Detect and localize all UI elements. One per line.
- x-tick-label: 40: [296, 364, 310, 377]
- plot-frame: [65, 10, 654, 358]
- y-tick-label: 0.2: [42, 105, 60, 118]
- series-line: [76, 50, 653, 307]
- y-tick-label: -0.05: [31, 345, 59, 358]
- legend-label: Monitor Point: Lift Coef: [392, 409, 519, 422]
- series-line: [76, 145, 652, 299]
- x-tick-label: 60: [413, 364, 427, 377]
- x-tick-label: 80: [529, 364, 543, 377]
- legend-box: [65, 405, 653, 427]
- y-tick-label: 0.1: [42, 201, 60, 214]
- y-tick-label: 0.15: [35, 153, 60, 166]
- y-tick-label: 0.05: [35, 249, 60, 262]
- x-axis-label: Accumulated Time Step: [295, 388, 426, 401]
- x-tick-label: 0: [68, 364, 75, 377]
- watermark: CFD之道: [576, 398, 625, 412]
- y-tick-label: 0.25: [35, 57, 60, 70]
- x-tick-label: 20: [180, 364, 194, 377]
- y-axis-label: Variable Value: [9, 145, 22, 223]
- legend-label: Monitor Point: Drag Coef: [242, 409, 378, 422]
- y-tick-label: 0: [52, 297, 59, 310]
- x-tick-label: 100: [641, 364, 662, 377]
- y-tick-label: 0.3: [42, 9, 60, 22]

┄┄┄┄┄┄

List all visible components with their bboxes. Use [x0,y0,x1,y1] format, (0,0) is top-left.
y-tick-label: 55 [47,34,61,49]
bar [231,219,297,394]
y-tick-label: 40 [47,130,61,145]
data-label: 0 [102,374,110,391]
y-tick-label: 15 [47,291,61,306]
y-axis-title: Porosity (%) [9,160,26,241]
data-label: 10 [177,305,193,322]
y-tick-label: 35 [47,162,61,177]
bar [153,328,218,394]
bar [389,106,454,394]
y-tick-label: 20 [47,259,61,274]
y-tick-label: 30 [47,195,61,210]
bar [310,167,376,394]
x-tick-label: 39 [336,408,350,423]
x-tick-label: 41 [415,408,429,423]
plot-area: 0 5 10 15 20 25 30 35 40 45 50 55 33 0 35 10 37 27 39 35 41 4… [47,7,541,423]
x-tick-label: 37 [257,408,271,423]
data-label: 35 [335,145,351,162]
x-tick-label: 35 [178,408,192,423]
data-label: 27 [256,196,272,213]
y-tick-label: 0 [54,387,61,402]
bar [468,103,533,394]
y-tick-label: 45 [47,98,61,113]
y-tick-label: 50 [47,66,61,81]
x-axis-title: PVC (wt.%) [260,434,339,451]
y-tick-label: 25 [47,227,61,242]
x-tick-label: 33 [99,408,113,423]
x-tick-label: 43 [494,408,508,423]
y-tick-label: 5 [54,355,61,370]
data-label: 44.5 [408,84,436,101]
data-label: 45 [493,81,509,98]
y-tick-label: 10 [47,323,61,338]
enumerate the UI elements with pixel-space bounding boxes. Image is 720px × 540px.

┄┄┄┄┄┄

> **Task**
Pick out every row above that contains the string "series" and copy each such row in full. Treat uppercase and lowercase letters as different.

> **Full response**
- series-line: [76, 50, 653, 307]
- series-line: [76, 145, 652, 299]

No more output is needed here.